[Start of Supplied records]

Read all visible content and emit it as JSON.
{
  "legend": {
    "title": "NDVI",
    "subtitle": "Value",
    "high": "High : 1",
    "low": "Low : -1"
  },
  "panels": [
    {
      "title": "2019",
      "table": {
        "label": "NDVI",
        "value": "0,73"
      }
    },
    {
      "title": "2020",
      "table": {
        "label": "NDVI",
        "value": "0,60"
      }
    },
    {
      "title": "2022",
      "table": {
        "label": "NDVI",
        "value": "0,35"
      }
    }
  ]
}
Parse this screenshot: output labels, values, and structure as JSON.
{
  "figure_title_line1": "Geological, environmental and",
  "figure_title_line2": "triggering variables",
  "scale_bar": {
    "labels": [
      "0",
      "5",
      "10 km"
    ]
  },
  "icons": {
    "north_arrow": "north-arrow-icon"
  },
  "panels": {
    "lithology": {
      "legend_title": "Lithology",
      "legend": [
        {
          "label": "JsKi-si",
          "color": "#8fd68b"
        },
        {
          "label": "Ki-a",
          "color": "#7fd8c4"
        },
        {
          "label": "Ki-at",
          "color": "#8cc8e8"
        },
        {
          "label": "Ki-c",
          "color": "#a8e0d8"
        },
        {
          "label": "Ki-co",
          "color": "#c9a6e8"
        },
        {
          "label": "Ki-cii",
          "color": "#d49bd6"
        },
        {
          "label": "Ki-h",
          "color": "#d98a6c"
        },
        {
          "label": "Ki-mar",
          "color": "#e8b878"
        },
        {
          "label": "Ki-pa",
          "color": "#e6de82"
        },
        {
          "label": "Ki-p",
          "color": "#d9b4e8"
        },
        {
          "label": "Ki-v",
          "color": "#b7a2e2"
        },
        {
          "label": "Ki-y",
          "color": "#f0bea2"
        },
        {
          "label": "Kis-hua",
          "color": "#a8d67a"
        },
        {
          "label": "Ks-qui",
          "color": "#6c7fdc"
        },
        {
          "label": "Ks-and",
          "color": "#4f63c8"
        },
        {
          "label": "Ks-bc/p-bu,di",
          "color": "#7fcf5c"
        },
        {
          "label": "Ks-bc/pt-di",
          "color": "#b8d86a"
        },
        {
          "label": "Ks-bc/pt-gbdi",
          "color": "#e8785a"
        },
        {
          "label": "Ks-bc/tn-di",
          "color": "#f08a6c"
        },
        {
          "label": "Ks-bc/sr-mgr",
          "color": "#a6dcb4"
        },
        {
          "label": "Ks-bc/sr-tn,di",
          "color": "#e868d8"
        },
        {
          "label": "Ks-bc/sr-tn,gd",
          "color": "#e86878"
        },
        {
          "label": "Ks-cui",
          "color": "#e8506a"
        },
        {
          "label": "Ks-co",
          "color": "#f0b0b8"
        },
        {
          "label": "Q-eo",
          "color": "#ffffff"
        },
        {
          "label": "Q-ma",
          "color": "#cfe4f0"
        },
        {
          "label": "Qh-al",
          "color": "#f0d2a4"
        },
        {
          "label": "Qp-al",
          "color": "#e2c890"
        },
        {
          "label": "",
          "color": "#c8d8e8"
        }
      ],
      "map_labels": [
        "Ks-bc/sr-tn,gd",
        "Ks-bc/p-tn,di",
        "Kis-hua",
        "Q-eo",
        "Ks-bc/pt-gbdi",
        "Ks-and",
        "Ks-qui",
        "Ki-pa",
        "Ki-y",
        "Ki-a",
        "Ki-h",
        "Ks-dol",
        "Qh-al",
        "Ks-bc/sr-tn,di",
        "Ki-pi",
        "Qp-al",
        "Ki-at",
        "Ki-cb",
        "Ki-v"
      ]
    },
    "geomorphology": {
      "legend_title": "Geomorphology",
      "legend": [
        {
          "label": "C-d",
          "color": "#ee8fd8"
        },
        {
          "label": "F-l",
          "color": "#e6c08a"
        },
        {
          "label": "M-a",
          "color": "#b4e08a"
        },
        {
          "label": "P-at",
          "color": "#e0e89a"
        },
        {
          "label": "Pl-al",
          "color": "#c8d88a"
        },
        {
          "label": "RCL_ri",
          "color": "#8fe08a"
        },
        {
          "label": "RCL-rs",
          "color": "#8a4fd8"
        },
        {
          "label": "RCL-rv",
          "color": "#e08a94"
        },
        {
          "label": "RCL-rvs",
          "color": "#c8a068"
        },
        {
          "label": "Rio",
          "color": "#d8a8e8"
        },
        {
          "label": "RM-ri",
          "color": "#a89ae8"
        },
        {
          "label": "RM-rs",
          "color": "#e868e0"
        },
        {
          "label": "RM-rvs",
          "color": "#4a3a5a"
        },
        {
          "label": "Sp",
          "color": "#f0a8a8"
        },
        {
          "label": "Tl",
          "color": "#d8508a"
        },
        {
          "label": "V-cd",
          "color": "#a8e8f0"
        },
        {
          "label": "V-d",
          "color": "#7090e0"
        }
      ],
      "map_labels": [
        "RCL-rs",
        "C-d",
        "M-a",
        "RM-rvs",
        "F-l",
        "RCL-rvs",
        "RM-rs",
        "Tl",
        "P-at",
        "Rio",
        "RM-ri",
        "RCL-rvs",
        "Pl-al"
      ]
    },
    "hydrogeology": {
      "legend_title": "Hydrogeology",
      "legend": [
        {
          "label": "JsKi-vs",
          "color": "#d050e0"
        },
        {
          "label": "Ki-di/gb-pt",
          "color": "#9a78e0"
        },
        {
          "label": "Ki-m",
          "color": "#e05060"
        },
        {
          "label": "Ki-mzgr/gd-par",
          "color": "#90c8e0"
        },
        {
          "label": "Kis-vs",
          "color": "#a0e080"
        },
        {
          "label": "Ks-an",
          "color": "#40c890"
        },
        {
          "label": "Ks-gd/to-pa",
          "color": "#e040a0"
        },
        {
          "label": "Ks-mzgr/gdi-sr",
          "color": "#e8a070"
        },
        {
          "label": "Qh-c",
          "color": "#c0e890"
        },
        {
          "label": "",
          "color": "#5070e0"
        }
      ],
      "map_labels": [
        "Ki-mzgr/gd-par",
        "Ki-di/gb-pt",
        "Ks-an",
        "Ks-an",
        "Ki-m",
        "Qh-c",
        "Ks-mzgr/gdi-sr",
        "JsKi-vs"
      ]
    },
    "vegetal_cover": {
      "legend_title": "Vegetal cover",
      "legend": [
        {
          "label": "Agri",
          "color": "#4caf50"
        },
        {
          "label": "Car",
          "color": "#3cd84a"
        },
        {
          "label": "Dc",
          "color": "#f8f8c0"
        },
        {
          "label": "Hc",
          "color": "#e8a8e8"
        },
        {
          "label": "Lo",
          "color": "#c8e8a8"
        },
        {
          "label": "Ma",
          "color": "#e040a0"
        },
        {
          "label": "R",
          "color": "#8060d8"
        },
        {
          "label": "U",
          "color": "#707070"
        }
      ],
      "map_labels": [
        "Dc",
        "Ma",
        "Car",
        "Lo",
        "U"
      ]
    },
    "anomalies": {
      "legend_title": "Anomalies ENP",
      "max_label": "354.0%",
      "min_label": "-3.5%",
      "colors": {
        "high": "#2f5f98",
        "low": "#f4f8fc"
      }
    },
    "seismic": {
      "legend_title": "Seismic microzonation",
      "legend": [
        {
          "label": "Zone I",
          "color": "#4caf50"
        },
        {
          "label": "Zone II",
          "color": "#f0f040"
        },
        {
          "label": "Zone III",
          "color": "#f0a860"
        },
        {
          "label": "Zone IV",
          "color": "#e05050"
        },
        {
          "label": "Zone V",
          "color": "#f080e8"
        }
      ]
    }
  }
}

[End of Supplied records]

Retype each record exactly, leaving nothing out.

The solution:
Read all visible content and emit it as JSON.
{
  "legend": {
    "title": "NDVI",
    "subtitle": "Value",
    "high": "High : 1",
    "low": "Low : -1"
  },
  "panels": [
    {
      "title": "2019",
      "table": {
        "label": "NDVI",
        "value": "0,73"
      }
    },
    {
      "title": "2020",
      "table": {
        "label": "NDVI",
        "value": "0,60"
      }
    },
    {
      "title": "2022",
      "table": {
        "label": "NDVI",
        "value": "0,35"
      }
    }
  ]
}
Parse this screenshot: output labels, values, and structure as JSON.
{
  "figure_title_line1": "Geological, environmental and",
  "figure_title_line2": "triggering variables",
  "scale_bar": {
    "labels": [
      "0",
      "5",
      "10 km"
    ]
  },
  "icons": {
    "north_arrow": "north-arrow-icon"
  },
  "panels": {
    "lithology": {
      "legend_title": "Lithology",
      "legend": [
        {
          "label": "JsKi-si",
          "color": "#8fd68b"
        },
        {
          "label": "Ki-a",
          "color": "#7fd8c4"
        },
        {
          "label": "Ki-at",
          "color": "#8cc8e8"
        },
        {
          "label": "Ki-c",
          "color": "#a8e0d8"
        },
        {
          "label": "Ki-co",
          "color": "#c9a6e8"
        },
        {
          "label": "Ki-cii",
          "color": "#d49bd6"
        },
        {
          "label": "Ki-h",
          "color": "#d98a6c"
        },
        {
          "label": "Ki-mar",
          "color": "#e8b878"
        },
        {
          "label": "Ki-pa",
          "color": "#e6de82"
        },
        {
          "label": "Ki-p",
          "color": "#d9b4e8"
        },
        {
          "label": "Ki-v",
          "color": "#b7a2e2"
        },
        {
          "label": "Ki-y",
          "color": "#f0bea2"
        },
        {
          "label": "Kis-hua",
          "color": "#a8d67a"
        },
        {
          "label": "Ks-qui",
          "color": "#6c7fdc"
        },
        {
          "label": "Ks-and",
          "color": "#4f63c8"
        },
        {
          "label": "Ks-bc/p-bu,di",
          "color": "#7fcf5c"
        },
        {
          "label": "Ks-bc/pt-di",
          "color": "#b8d86a"
        },
        {
          "label": "Ks-bc/pt-gbdi",
          "color": "#e8785a"
        },
        {
          "label": "Ks-bc/tn-di",
          "color": "#f08a6c"
        },
        {
          "label": "Ks-bc/sr-mgr",
          "color": "#a6dcb4"
        },
        {
          "label": "Ks-bc/sr-tn,di",
          "color": "#e868d8"
        },
        {
          "label": "Ks-bc/sr-tn,gd",
          "color": "#e86878"
        },
        {
          "label": "Ks-cui",
          "color": "#e8506a"
        },
        {
          "label": "Ks-co",
          "color": "#f0b0b8"
        },
        {
          "label": "Q-eo",
          "color": "#ffffff"
        },
        {
          "label": "Q-ma",
          "color": "#cfe4f0"
        },
        {
          "label": "Qh-al",
          "color": "#f0d2a4"
        },
        {
          "label": "Qp-al",
          "color": "#e2c890"
        },
        {
          "label": "",
          "color": "#c8d8e8"
        }
      ],
      "map_labels": [
        "Ks-bc/sr-tn,gd",
        "Ks-bc/p-tn,di",
        "Kis-hua",
        "Q-eo",
        "Ks-bc/pt-gbdi",
        "Ks-and",
        "Ks-qui",
        "Ki-pa",
        "Ki-y",
        "Ki-a",
        "Ki-h",
        "Ks-dol",
        "Qh-al",
        "Ks-bc/sr-tn,di",
        "Ki-pi",
        "Qp-al",
        "Ki-at",
        "Ki-cb",
        "Ki-v"
      ]
    },
    "geomorphology": {
      "legend_title": "Geomorphology",
      "legend": [
        {
          "label": "C-d",
          "color": "#ee8fd8"
        },
        {
          "label": "F-l",
          "color": "#e6c08a"
        },
        {
          "label": "M-a",
          "color": "#b4e08a"
        },
        {
          "label": "P-at",
          "color": "#e0e89a"
        },
        {
          "label": "Pl-al",
          "color": "#c8d88a"
        },
        {
          "label": "RCL_ri",
          "color": "#8fe08a"
        },
        {
          "label": "RCL-rs",
          "color": "#8a4fd8"
        },
        {
          "label": "RCL-rv",
          "color": "#e08a94"
        },
        {
          "label": "RCL-rvs",
          "color": "#c8a068"
        },
        {
          "label": "Rio",
          "color": "#d8a8e8"
        },
        {
          "label": "RM-ri",
          "color": "#a89ae8"
        },
        {
          "label": "RM-rs",
          "color": "#e868e0"
        },
        {
          "label": "RM-rvs",
          "color": "#4a3a5a"
        },
        {
          "label": "Sp",
          "color": "#f0a8a8"
        },
        {
          "label": "Tl",
          "color": "#d8508a"
        },
        {
          "label": "V-cd",
          "color": "#a8e8f0"
        },
        {
          "label": "V-d",
          "color": "#7090e0"
        }
      ],
      "map_labels": [
        "RCL-rs",
        "C-d",
        "M-a",
        "RM-rvs",
        "F-l",
        "RCL-rvs",
        "RM-rs",
        "Tl",
        "P-at",
        "Rio",
        "RM-ri",
        "RCL-rvs",
        "Pl-al"
      ]
    },
    "hydrogeology": {
      "legend_title": "Hydrogeology",
      "legend": [
        {
          "label": "JsKi-vs",
          "color": "#d050e0"
        },
        {
          "label": "Ki-di/gb-pt",
          "color": "#9a78e0"
        },
        {
          "label": "Ki-m",
          "color": "#e05060"
        },
        {
          "label": "Ki-mzgr/gd-par",
          "color": "#90c8e0"
        },
        {
          "label": "Kis-vs",
          "color": "#a0e080"
        },
        {
          "label": "Ks-an",
          "color": "#40c890"
        },
        {
          "label": "Ks-gd/to-pa",
          "color": "#e040a0"
        },
        {
          "label": "Ks-mzgr/gdi-sr",
          "color": "#e8a070"
        },
        {
          "label": "Qh-c",
          "color": "#c0e890"
        },
        {
          "label": "",
          "color": "#5070e0"
        }
      ],
      "map_labels": [
        "Ki-mzgr/gd-par",
        "Ki-di/gb-pt",
        "Ks-an",
        "Ks-an",
        "Ki-m",
        "Qh-c",
        "Ks-mzgr/gdi-sr",
        "JsKi-vs"
      ]
    },
    "vegetal_cover": {
      "legend_title": "Vegetal cover",
      "legend": [
        {
          "label": "Agri",
          "color": "#4caf50"
        },
        {
          "label": "Car",
          "color": "#3cd84a"
        },
        {
          "label": "Dc",
          "color": "#f8f8c0"
        },
        {
          "label": "Hc",
          "color": "#e8a8e8"
        },
        {
          "label": "Lo",
          "color": "#c8e8a8"
        },
        {
          "label": "Ma",
          "color": "#e040a0"
        },
        {
          "label": "R",
          "color": "#8060d8"
        },
        {
          "label": "U",
          "color": "#707070"
        }
      ],
      "map_labels": [
        "Dc",
        "Ma",
        "Car",
        "Lo",
        "U"
      ]
    },
    "anomalies": {
      "legend_title": "Anomalies ENP",
      "max_label": "354.0%",
      "min_label": "-3.5%",
      "colors": {
        "high": "#2f5f98",
        "low": "#f4f8fc"
      }
    },
    "seismic": {
      "legend_title": "Seismic microzonation",
      "legend": [
        {
          "label": "Zone I",
          "color": "#4caf50"
        },
        {
          "label": "Zone II",
          "color": "#f0f040"
        },
        {
          "label": "Zone III",
          "color": "#f0a860"
        },
        {
          "label": "Zone IV",
          "color": "#e05050"
        },
        {
          "label": "Zone V",
          "color": "#f080e8"
        }
      ]
    }
  }
}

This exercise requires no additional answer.